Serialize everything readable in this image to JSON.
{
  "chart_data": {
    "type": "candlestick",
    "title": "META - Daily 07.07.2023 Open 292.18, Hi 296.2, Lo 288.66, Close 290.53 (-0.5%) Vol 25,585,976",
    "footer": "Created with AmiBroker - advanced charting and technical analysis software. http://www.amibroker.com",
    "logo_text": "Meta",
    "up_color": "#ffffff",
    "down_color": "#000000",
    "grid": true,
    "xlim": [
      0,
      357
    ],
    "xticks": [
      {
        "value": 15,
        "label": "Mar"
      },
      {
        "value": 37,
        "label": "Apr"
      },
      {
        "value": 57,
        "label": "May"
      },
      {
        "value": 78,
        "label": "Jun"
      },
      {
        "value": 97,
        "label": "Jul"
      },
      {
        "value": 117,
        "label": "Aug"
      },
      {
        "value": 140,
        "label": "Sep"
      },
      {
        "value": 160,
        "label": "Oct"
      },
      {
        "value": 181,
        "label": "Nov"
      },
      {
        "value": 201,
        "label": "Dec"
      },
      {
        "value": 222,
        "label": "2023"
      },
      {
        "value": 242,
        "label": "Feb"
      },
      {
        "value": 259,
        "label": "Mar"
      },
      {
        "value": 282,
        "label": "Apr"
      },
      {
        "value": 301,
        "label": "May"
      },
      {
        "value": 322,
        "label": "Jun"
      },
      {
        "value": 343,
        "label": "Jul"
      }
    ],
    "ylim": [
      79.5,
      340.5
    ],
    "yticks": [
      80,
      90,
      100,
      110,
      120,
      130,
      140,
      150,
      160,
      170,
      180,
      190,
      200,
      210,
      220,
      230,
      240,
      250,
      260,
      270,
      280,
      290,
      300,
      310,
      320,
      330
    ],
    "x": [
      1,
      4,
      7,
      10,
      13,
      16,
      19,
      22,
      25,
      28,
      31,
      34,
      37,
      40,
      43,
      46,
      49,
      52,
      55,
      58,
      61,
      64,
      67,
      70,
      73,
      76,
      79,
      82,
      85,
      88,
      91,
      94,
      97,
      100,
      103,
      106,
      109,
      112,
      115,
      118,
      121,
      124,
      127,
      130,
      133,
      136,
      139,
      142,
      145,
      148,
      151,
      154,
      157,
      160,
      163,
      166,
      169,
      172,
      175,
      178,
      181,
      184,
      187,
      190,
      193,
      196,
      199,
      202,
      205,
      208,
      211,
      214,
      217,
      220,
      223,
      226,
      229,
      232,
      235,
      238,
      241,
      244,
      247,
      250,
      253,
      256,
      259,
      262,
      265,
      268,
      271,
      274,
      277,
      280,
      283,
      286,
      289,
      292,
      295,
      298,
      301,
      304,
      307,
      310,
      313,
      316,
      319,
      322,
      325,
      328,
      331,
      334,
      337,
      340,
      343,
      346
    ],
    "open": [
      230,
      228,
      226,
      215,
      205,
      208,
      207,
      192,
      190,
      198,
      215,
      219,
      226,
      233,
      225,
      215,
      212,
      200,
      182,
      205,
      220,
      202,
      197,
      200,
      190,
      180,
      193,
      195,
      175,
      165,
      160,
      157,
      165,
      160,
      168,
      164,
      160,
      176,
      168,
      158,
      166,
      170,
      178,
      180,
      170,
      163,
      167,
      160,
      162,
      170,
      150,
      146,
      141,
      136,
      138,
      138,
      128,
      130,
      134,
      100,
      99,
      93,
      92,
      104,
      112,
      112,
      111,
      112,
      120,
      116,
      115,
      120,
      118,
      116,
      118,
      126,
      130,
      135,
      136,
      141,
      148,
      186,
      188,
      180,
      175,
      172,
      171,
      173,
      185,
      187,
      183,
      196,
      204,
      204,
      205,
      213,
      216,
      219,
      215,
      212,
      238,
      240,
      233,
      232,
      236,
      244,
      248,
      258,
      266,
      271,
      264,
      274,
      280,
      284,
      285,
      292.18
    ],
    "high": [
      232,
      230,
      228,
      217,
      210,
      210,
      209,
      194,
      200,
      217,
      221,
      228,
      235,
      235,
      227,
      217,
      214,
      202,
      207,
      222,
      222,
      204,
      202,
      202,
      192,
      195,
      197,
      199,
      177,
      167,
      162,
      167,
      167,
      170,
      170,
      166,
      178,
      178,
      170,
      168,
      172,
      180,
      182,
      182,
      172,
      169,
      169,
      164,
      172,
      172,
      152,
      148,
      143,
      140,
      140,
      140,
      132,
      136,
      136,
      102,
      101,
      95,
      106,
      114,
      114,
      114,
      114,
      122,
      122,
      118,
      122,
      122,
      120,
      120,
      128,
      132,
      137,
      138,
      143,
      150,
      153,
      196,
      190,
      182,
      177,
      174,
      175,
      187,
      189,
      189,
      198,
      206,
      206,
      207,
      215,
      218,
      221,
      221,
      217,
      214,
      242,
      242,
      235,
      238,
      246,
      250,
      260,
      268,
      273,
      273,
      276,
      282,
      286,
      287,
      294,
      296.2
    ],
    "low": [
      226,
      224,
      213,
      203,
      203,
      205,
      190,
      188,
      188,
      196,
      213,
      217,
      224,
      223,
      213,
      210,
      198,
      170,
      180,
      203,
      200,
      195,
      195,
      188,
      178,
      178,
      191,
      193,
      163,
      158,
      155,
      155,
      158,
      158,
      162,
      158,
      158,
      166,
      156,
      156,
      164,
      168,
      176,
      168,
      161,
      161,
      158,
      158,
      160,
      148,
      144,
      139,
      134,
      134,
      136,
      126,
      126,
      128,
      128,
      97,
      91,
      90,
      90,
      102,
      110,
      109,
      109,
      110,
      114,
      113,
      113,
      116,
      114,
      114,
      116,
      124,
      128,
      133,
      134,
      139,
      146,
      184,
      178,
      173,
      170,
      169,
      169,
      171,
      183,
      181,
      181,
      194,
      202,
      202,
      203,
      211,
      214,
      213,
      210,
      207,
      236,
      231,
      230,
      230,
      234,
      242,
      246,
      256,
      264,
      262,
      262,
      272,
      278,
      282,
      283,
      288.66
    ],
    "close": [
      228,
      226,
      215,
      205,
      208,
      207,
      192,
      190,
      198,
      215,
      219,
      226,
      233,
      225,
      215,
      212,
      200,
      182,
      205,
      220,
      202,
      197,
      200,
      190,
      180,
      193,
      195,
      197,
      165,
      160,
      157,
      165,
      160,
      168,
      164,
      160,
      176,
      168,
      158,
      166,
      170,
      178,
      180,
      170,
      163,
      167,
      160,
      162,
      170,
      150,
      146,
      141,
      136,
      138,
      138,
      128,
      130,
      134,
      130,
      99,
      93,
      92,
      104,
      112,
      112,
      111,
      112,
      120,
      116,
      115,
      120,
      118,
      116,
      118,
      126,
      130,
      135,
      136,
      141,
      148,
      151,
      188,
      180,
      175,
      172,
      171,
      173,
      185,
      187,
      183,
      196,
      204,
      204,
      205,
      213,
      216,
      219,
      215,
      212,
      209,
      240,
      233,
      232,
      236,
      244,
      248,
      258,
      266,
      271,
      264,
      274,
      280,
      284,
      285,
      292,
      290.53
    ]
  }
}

+===+

▸ Written task: Write every entry out again exactly.

▸ Final result:
Serialize everything readable in this image to JSON.
{
  "chart_data": {
    "type": "candlestick",
    "title": "META - Daily 07.07.2023 Open 292.18, Hi 296.2, Lo 288.66, Close 290.53 (-0.5%) Vol 25,585,976",
    "footer": "Created with AmiBroker - advanced charting and technical analysis software. http://www.amibroker.com",
    "logo_text": "Meta",
    "up_color": "#ffffff",
    "down_color": "#000000",
    "grid": true,
    "xlim": [
      0,
      357
    ],
    "xticks": [
      {
        "value": 15,
        "label": "Mar"
      },
      {
        "value": 37,
        "label": "Apr"
      },
      {
        "value": 57,
        "label": "May"
      },
      {
        "value": 78,
        "label": "Jun"
      },
      {
        "value": 97,
        "label": "Jul"
      },
      {
        "value": 117,
        "label": "Aug"
      },
      {
        "value": 140,
        "label": "Sep"
      },
      {
        "value": 160,
        "label": "Oct"
      },
      {
        "value": 181,
        "label": "Nov"
      },
      {
        "value": 201,
        "label": "Dec"
      },
      {
        "value": 222,
        "label": "2023"
      },
      {
        "value": 242,
        "label": "Feb"
      },
      {
        "value": 259,
        "label": "Mar"
      },
      {
        "value": 282,
        "label": "Apr"
      },
      {
        "value": 301,
        "label": "May"
      },
      {
        "value": 322,
        "label": "Jun"
      },
      {
        "value": 343,
        "label": "Jul"
      }
    ],
    "ylim": [
      79.5,
      340.5
    ],
    "yticks": [
      80,
      90,
      100,
      110,
      120,
      130,
      140,
      150,
      160,
      170,
      180,
      190,
      200,
      210,
      220,
      230,
      240,
      250,
      260,
      270,
      280,
      290,
      300,
      310,
      320,
      330
    ],
    "x": [
      1,
      4,
      7,
      10,
      13,
      16,
      19,
      22,
      25,
      28,
      31,
      34,
      37,
      40,
      43,
      46,
      49,
      52,
      55,
      58,
      61,
      64,
      67,
      70,
      73,
      76,
      79,
      82,
      85,
      88,
      91,
      94,
      97,
      100,
      103,
      106,
      109,
      112,
      115,
      118,
      121,
      124,
      127,
      130,
      133,
      136,
      139,
      142,
      145,
      148,
      151,
      154,
      157,
      160,
      163,
      166,
      169,
      172,
      175,
      178,
      181,
      184,
      187,
      190,
      193,
      196,
      199,
      202,
      205,
      208,
      211,
      214,
      217,
      220,
      223,
      226,
      229,
      232,
      235,
      238,
      241,
      244,
      247,
      250,
      253,
      256,
      259,
      262,
      265,
      268,
      271,
      274,
      277,
      280,
      283,
      286,
      289,
      292,
      295,
      298,
      301,
      304,
      307,
      310,
      313,
      316,
      319,
      322,
      325,
      328,
      331,
      334,
      337,
      340,
      343,
      346
    ],
    "open": [
      230,
      228,
      226,
      215,
      205,
      208,
      207,
      192,
      190,
      198,
      215,
      219,
      226,
      233,
      225,
      215,
      212,
      200,
      182,
      205,
      220,
      202,
      197,
      200,
      190,
      180,
      193,
      195,
      175,
      165,
      160,
      157,
      165,
      160,
      168,
      164,
      160,
      176,
      168,
      158,
      166,
      170,
      178,
      180,
      170,
      163,
      167,
      160,
      162,
      170,
      150,
      146,
      141,
      136,
      138,
      138,
      128,
      130,
      134,
      100,
      99,
      93,
      92,
      104,
      112,
      112,
      111,
      112,
      120,
      116,
      115,
      120,
      118,
      116,
      118,
      126,
      130,
      135,
      136,
      141,
      148,
      186,
      188,
      180,
      175,
      172,
      171,
      173,
      185,
      187,
      183,
      196,
      204,
      204,
      205,
      213,
      216,
      219,
      215,
      212,
      238,
      240,
      233,
      232,
      236,
      244,
      248,
      258,
      266,
      271,
      264,
      274,
      280,
      284,
      285,
      292.18
    ],
    "high": [
      232,
      230,
      228,
      217,
      210,
      210,
      209,
      194,
      200,
      217,
      221,
      228,
      235,
      235,
      227,
      217,
      214,
      202,
      207,
      222,
      222,
      204,
      202,
      202,
      192,
      195,
      197,
      199,
      177,
      167,
      162,
      167,
      167,
      170,
      170,
      166,
      178,
      178,
      170,
      168,
      172,
      180,
      182,
      182,
      172,
      169,
      169,
      164,
      172,
      172,
      152,
      148,
      143,
      140,
      140,
      140,
      132,
      136,
      136,
      102,
      101,
      95,
      106,
      114,
      114,
      114,
      114,
      122,
      122,
      118,
      122,
      122,
      120,
      120,
      128,
      132,
      137,
      138,
      143,
      150,
      153,
      196,
      190,
      182,
      177,
      174,
      175,
      187,
      189,
      189,
      198,
      206,
      206,
      207,
      215,
      218,
      221,
      221,
      217,
      214,
      242,
      242,
      235,
      238,
      246,
      250,
      260,
      268,
      273,
      273,
      276,
      282,
      286,
      287,
      294,
      296.2
    ],
    "low": [
      226,
      224,
      213,
      203,
      203,
      205,
      190,
      188,
      188,
      196,
      213,
      217,
      224,
      223,
      213,
      210,
      198,
      170,
      180,
      203,
      200,
      195,
      195,
      188,
      178,
      178,
      191,
      193,
      163,
      158,
      155,
      155,
      158,
      158,
      162,
      158,
      158,
      166,
      156,
      156,
      164,
      168,
      176,
      168,
      161,
      161,
      158,
      158,
      160,
      148,
      144,
      139,
      134,
      134,
      136,
      126,
      126,
      128,
      128,
      97,
      91,
      90,
      90,
      102,
      110,
      109,
      109,
      110,
      114,
      113,
      113,
      116,
      114,
      114,
      116,
      124,
      128,
      133,
      134,
      139,
      146,
      184,
      178,
      173,
      170,
      169,
      169,
      171,
      183,
      181,
      181,
      194,
      202,
      202,
      203,
      211,
      214,
      213,
      210,
      207,
      236,
      231,
      230,
      230,
      234,
      242,
      246,
      256,
      264,
      262,
      262,
      272,
      278,
      282,
      283,
      288.66
    ],
    "close": [
      228,
      226,
      215,
      205,
      208,
      207,
      192,
      190,
      198,
      215,
      219,
      226,
      233,
      225,
      215,
      212,
      200,
      182,
      205,
      220,
      202,
      197,
      200,
      190,
      180,
      193,
      195,
      197,
      165,
      160,
      157,
      165,
      160,
      168,
      164,
      160,
      176,
      168,
      158,
      166,
      170,
      178,
      180,
      170,
      163,
      167,
      160,
      162,
      170,
      150,
      146,
      141,
      136,
      138,
      138,
      128,
      130,
      134,
      130,
      99,
      93,
      92,
      104,
      112,
      112,
      111,
      112,
      120,
      116,
      115,
      120,
      118,
      116,
      118,
      126,
      130,
      135,
      136,
      141,
      148,
      151,
      188,
      180,
      175,
      172,
      171,
      173,
      185,
      187,
      183,
      196,
      204,
      204,
      205,
      213,
      216,
      219,
      215,
      212,
      209,
      240,
      233,
      232,
      236,
      244,
      248,
      258,
      266,
      271,
      264,
      274,
      280,
      284,
      285,
      292,
      290.53
    ]
  }
}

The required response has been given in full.